** START OF GIVEN ENTRIES **
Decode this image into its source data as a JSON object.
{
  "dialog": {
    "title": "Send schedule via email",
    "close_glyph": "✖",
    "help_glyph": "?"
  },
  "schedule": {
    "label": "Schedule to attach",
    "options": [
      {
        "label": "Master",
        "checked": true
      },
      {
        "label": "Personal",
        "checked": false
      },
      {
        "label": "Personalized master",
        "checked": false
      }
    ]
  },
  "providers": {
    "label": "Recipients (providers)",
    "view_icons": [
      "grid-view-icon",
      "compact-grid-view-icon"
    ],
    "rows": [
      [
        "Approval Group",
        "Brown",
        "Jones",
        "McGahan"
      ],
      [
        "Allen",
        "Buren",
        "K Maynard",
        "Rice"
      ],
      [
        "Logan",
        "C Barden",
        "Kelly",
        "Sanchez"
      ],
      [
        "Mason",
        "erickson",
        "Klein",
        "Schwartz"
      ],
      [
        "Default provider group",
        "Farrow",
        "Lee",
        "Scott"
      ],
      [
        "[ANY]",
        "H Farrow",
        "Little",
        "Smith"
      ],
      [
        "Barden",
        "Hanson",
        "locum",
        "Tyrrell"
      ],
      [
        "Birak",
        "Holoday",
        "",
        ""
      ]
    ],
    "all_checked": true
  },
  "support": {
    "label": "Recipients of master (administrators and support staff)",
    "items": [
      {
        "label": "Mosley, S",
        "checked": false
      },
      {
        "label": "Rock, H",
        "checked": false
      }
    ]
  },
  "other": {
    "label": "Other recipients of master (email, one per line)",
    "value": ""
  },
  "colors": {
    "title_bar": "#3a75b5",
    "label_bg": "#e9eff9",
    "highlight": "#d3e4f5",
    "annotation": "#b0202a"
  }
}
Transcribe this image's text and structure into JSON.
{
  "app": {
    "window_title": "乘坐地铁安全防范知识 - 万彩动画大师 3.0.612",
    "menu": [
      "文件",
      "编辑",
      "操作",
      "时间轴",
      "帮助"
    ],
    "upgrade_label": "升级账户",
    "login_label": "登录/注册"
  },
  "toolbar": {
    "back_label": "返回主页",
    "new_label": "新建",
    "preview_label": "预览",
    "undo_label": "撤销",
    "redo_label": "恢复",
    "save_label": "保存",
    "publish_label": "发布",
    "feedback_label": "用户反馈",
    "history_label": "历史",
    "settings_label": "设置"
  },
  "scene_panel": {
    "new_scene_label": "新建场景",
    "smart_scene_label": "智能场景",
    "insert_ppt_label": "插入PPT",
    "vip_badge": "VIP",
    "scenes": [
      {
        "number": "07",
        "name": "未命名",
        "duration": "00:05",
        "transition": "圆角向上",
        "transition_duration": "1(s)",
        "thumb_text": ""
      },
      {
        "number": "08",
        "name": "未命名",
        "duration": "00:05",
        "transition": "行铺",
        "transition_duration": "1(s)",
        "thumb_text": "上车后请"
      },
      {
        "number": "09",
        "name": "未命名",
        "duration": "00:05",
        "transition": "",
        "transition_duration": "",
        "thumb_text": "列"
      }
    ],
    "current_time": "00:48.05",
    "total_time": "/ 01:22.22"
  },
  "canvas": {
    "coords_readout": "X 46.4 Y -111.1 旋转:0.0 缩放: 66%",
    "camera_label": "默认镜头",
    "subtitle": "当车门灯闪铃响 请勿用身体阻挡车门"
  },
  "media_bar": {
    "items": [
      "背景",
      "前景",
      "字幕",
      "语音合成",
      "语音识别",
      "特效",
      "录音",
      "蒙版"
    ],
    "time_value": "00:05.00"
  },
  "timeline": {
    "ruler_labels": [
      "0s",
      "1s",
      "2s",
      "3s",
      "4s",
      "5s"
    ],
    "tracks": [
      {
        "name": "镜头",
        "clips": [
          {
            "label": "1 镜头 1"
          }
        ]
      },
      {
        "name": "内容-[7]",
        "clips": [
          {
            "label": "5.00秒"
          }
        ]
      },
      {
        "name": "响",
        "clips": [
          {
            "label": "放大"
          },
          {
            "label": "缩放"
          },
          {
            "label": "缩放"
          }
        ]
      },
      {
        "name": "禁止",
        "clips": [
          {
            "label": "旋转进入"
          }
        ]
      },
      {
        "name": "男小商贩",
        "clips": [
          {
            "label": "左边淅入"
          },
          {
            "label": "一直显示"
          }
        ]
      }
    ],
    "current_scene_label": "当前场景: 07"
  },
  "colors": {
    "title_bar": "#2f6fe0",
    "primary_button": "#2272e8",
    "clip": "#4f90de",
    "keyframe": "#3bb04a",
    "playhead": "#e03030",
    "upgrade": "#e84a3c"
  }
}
** END OF GIVEN ENTRIES **
▶ _EXERCISE_:
Copy out every line where the word "support" occurs.

▶ _ANSWER TO THE EXERCISE_:
  "support": {
    "label": "Recipients of master (administrators and support staff)",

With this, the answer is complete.